Brief:
Comb the records below for the string "around" and copy each line where it turns up.

Record list:
##############################
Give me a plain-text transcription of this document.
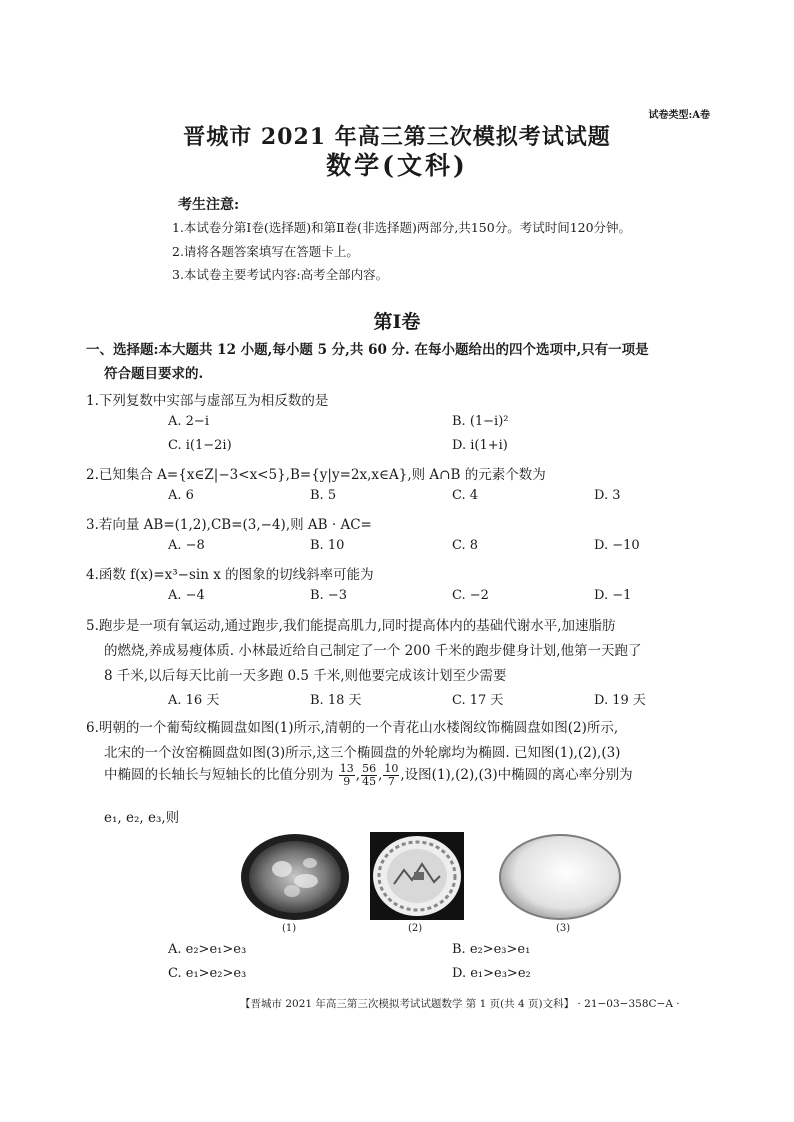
试卷类型:A卷
晋城市 2021 年高三第三次模拟考试试题
数学(文科)
考生注意:
1.本试卷分第Ⅰ卷(选择题)和第Ⅱ卷(非选择题)两部分,共150分。考试时间120分钟。
2.请将各题答案填写在答题卡上。
3.本试卷主要考试内容:高考全部内容。
第Ⅰ卷
一、选择题:本大题共 12 小题,每小题 5 分,共 60 分. 在每小题给出的四个选项中,只有一项是
符合题目要求的.
1.下列复数中实部与虚部互为相反数的是
A. 2−i	B. (1−i)²
C. i(1−2i)	D. i(1+i)
2.已知集合 A={x∈Z|−3<x<5},B={y|y=2x,x∈A},则 A∩B 的元素个数为
A. 6	B. 5	C. 4	D. 3
3.若向量 AB=(1,2),CB=(3,−4),则 AB · AC=
A. −8	B. 10	C. 8	D. −10
4.函数 f(x)=x³−sin x 的图象的切线斜率可能为
A. −4	B. −3	C. −2	D. −1
5.跑步是一项有氧运动,通过跑步,我们能提高肌力,同时提高体内的基础代谢水平,加速脂肪
的燃烧,养成易瘦体质. 小林最近给自己制定了一个 200 千米的跑步健身计划,他第一天跑了
8 千米,以后每天比前一天多跑 0.5 千米,则他要完成该计划至少需要
A. 16 天	B. 18 天	C. 17 天	D. 19 天
6.明朝的一个葡萄纹椭圆盘如图(1)所示,清朝的一个青花山水楼阁纹饰椭圆盘如图(2)所示,
北宋的一个汝窑椭圆盘如图(3)所示,这三个椭圆盘的外轮廓均为椭圆. 已知图(1),(2),(3)
中椭圆的长轴长与短轴长的比值分别为 $\frac{13}{9}$ , $\frac{56}{45}$ , $\frac{10}{7}$ ,设图(1),(2),(3)中椭圆的离心率分别为
e₁, e₂, e₃,则
(1)	(2)	(3)
A. e₂>e₁>e₃	B. e₂>e₃>e₁
C. e₁>e₂>e₃	D. e₁>e₃>e₂
【晋城市 2021 年高三第三次模拟考试试题数学 第 1 页(共 4 页)文科】 · 21−03−358C−A ·
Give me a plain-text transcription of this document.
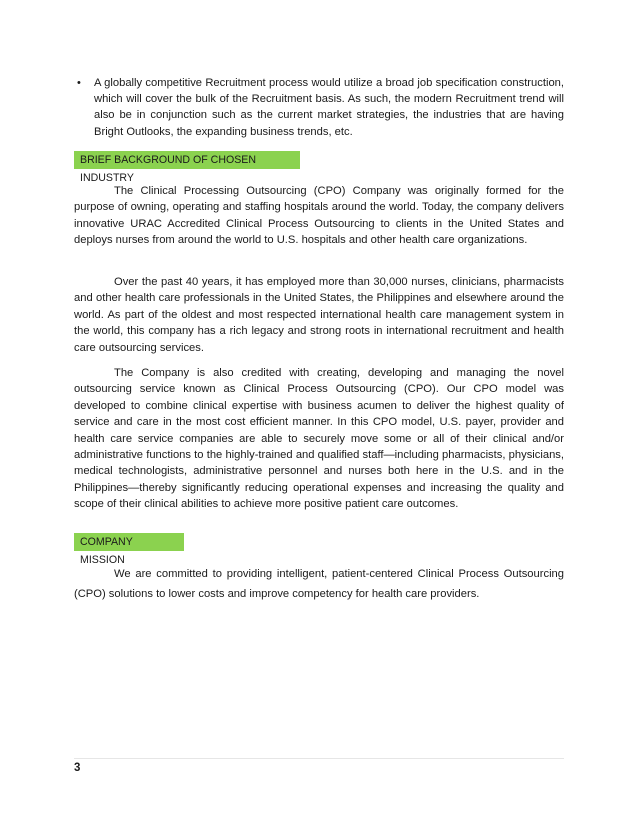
• A globally competitive Recruitment process would utilize a broad job specification construction, which will cover the bulk of the Recruitment basis. As such, the modern Recruitment trend will also be in conjunction such as the current market strategies, the industries that are having Bright Outlooks, the expanding business trends, etc.
BRIEF BACKGROUND OF CHOSEN INDUSTRY

The Clinical Processing Outsourcing (CPO) Company was originally formed for the purpose of owning, operating and staffing hospitals around the world. Today, the company delivers innovative URAC Accredited Clinical Process Outsourcing to clients in the United States and deploys nurses from around the world to U.S. hospitals and other health care organizations.

Over the past 40 years, it has employed more than 30,000 nurses, clinicians, pharmacists and other health care professionals in the United States, the Philippines and elsewhere around the world. As part of the oldest and most respected international health care management system in the world, this company has a rich legacy and strong roots in international recruitment and health care outsourcing services.

The Company is also credited with creating, developing and managing the novel outsourcing service known as Clinical Process Outsourcing (CPO). Our CPO model was developed to combine clinical expertise with business acumen to deliver the highest quality of service and care in the most cost efficient manner. In this CPO model, U.S. payer, provider and health care service companies are able to securely move some or all of their clinical and/or administrative functions to the highly-trained and qualified staff—including pharmacists, physicians, medical technologists, administrative personnel and nurses both here in the U.S. and in the Philippines—thereby significantly reducing operational expenses and increasing the quality and scope of their clinical abilities to achieve more positive patient care outcomes.

COMPANY MISSION

We are committed to providing intelligent, patient-centered Clinical Process Outsourcing (CPO) solutions to lower costs and improve competency for health care providers.

3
##############################
Exercise result:
The Clinical Processing Outsourcing (CPO) Company was originally formed for the purpose of owning, operating and staffing hospitals around the world. Today, the company delivers innovative URAC Accredited Clinical Process Outsourcing to clients in the United States and deploys nurses from around the world to U.S. hospitals and other health care organizations.
Over the past 40 years, it has employed more than 30,000 nurses, clinicians, pharmacists and other health care professionals in the United States, the Philippines and elsewhere around the world. As part of the oldest and most respected international health care management system in the world, this company has a rich legacy and strong roots in international recruitment and health care outsourcing services.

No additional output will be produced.